# Exercise details
Copy the records that follow exactly as written, but not their pictures.

+===+

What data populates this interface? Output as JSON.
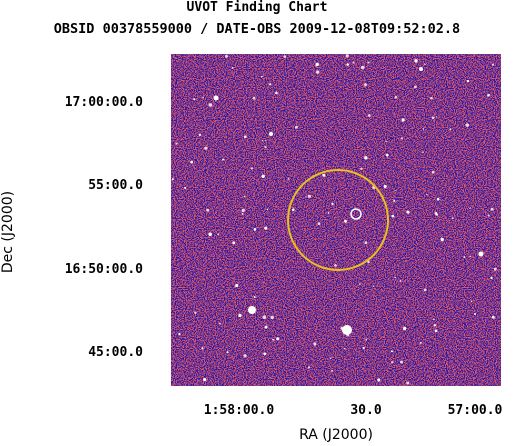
{
  "header": {
    "title": "UVOT Finding Chart",
    "subtitle": "OBSID 00378559000 / DATE-OBS 2009-12-08T09:52:02.8"
  },
  "axes": {
    "xlabel": "RA (J2000)",
    "ylabel": "Dec (J2000)",
    "xticks": [
      "1:58:00.0",
      "30.0",
      "57:00.0"
    ],
    "yticks": [
      "17:00:00.0",
      "55:00.0",
      "16:50:00.0",
      "45:00.0"
    ]
  },
  "colors": {
    "background_blue": "#1a1aa8",
    "noise_red": "#c81e1e",
    "error_circle": "#e8c020",
    "source_marker": "#ffffff"
  },
  "markers": {
    "error_circle": "yellow error circle",
    "source": "white source circle"
  }
}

+===+

# Complete response
What data populates this interface? Output as JSON.
{
  "header": {
    "title": "UVOT Finding Chart",
    "subtitle": "OBSID 00378559000 / DATE-OBS 2009-12-08T09:52:02.8"
  },
  "axes": {
    "xlabel": "RA (J2000)",
    "ylabel": "Dec (J2000)",
    "xticks": [
      "1:58:00.0",
      "30.0",
      "57:00.0"
    ],
    "yticks": [
      "17:00:00.0",
      "55:00.0",
      "16:50:00.0",
      "45:00.0"
    ]
  },
  "colors": {
    "background_blue": "#1a1aa8",
    "noise_red": "#c81e1e",
    "error_circle": "#e8c020",
    "source_marker": "#ffffff"
  },
  "markers": {
    "error_circle": "yellow error circle",
    "source": "white source circle"
  }
}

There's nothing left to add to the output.